Fasciné par la figure de l’Imperator romain qu’il perçoit comme un homme providentiel, réformateur et
conquérant habile, Napoléon III (1808-1873) s’engage dans la rédaction de l’Histoire de Jules César à la
fin des années 1850. Au travers des deux tomes de l’ouvrage publiés en 1865 et 1866, il s’agit pour lui
d’apporter les preuves tangibles du génie d’un César parvenu au pouvoir dans une République romaine
secouée par les guerres civiles et, par-là, de justifier l’instauration du « césarisme démocratique » à la
française.
Pour mener à bien ce projet d’envergure, Napoléon III s’entoure de collaborateurs de renom dans le
domaine de l’histoire romaine, des sciences de l’Antiquité et du génie militaire. Alfred Maury, Prosper
Mérimée, Auguste Verchère de Reffye, Félicien de Saulcy, Eugène Stoffel, Léon Renier ou Wilhelm
Fröhner rencontrent régulièrement l’empereur dans son Cabinet des Tuileries.
Napoléon III n’entend pas s’appuyer sur les seules sources littéraires. Après une étude minutieuse des
textes antiques, une recherche toponymique et topographique, l’empereur veut étayer les récits de César
par des recherches sur le terrain. De 1861 jusqu’à la chute du Second Empire en 1870, les fouilles
et prospections s’enchaînent pour retrouver les sites décrits dans les Commentaires sur la guerre des
Gaules et les Commentaires sur la Guerre civile. S’ajoutent les fouilles menées par Pietro Rosa dans les
jardins Farnèse sur le Palatin, en quête de la Roma quadrata, le berceau des césars.
En s’appuyant sur le monde savant et en mobilisant militaires, préfets, diplomates, architectes et
pensionnaires de l’Académie de France à Rome, le dessein de l’empereur va dépasser l’enjeu politique
initial. Portés par les innovations techniques, les archéologues recourent à la cartographie, au dessin et
à la photographie pour restituer le réel, attester la provenance authentique des objets et dresser un état
des lieux qui se veut objectif et méthodique. Cet enregistrement minutieux des données contribue à la
formation d’une archéologie scientifique.

**Consignes**
1. Extrayez sans aucune modification les lignes qui suivent, de la toute première jusqu'à celle qui contient "accelerometer-point [154,272,158,276]", cette dernière comprise.
2. Rédigez la suite du texte sur l'Histoire de Jules César de Napoléon III, à partir de sa dernière phrase.

**Données**
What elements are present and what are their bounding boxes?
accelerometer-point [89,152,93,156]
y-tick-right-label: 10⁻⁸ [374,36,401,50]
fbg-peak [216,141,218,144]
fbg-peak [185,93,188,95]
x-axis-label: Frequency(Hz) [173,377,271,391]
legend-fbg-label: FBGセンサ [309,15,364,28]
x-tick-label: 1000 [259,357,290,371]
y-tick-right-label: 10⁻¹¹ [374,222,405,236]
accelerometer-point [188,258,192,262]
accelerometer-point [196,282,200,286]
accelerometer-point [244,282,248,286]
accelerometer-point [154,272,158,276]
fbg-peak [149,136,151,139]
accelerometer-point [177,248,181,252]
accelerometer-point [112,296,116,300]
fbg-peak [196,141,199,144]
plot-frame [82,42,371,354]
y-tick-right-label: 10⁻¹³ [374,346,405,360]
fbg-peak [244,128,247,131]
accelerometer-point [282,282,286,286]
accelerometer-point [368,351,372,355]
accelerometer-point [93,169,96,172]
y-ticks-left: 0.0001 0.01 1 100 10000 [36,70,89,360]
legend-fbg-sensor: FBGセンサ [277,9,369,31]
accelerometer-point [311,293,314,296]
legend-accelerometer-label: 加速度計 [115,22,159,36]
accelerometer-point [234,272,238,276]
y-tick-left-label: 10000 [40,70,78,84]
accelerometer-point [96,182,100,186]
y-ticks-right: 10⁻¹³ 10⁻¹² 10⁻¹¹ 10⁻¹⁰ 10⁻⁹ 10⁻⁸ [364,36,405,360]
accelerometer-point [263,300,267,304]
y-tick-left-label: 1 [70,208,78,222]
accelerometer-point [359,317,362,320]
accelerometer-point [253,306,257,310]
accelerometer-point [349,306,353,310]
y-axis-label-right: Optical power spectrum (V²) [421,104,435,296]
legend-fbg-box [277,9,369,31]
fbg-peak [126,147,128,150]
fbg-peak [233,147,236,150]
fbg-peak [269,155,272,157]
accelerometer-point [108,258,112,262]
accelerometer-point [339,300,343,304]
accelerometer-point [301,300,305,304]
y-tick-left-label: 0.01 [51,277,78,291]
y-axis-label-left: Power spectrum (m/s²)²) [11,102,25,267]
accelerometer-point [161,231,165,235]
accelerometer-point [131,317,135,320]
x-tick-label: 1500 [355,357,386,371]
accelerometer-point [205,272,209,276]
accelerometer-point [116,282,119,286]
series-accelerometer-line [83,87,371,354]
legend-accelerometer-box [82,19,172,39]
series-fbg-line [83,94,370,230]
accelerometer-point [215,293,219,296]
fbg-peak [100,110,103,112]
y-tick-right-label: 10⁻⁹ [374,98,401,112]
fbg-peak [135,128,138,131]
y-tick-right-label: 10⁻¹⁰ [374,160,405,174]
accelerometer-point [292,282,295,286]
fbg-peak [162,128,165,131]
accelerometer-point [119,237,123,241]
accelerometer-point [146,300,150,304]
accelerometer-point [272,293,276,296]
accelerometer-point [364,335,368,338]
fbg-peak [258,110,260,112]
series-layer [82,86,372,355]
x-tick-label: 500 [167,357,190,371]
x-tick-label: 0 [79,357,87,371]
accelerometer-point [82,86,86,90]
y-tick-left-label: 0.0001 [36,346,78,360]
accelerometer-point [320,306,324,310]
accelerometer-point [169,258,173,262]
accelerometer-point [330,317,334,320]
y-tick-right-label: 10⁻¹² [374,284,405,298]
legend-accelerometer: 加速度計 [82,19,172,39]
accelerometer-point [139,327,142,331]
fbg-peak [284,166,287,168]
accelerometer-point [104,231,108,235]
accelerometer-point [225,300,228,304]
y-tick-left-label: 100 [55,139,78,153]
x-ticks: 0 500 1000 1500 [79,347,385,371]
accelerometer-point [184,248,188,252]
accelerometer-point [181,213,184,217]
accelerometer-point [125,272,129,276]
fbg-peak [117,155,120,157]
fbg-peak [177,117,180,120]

**Réponses**
1.
What elements are present and what are their bounding boxes?
accelerometer-point [89,152,93,156]
y-tick-right-label: 10⁻⁸ [374,36,401,50]
fbg-peak [216,141,218,144]
fbg-peak [185,93,188,95]
x-axis-label: Frequency(Hz) [173,377,271,391]
legend-fbg-label: FBGセンサ [309,15,364,28]
x-tick-label: 1000 [259,357,290,371]
y-tick-right-label: 10⁻¹¹ [374,222,405,236]
accelerometer-point [188,258,192,262]
accelerometer-point [196,282,200,286]
accelerometer-point [244,282,248,286]
accelerometer-point [154,272,158,276]

2.
Plus encore, une diffusion rapide des fouilles et de leurs produits auprès des publics s’impose comme un
défi supplémentaire. Albums photographiques, gravures, moulages et musées célèbrent alors l’aventure
archéologique de Napoléon III, d’Alésia à Rome.
Les fouilles nationales et les missions à l’étranger
- César ou la recherche d’un modèle
Arrivé au pouvoir par un coup d’État, en manque de légitimité et de crédibilité, Napoléon III se voit
pourtant comme un homme providentiel appelé à laisser sa marque dans l’histoire, comme les grands
hommes du passé. César, sur qui avait déjà écrit Napoléon Ier, lui sert de modèle pour développer ses
conceptions politiques, que l’on résume sous le terme de Césarisme. Par ailleurs, l’intégration de la Gaule
dans l’empire romain, vue comme un progrès de la civilisation, sert à modéliser l’action de la France dans
ses colonies. Napoléon III se livre donc à une relecture des entreprises de César, dont les textes sont
malheureusement difficiles à comprendre, car il n’est pas possible, en 1860, de dresser une carte de la
Gaule à l’époque du général romain.
Cette cartographie est donc la mission fixée d’abord à la Commission de Topographie des Gaules,
puis aux archéologues qui recherche les lieux de la conquête romaine. Ces hommes sont souvent choisis
parmi les militaires, rompus à la lecture des cartes, aux levés de terrain, à l’interprétation topographique.
Au début des années 1860, on repère les sites d’Alésia, Gergovie, Uxellodunum (le Puy d’Issolud), puis
de Bibracte (le Mont Beuvray).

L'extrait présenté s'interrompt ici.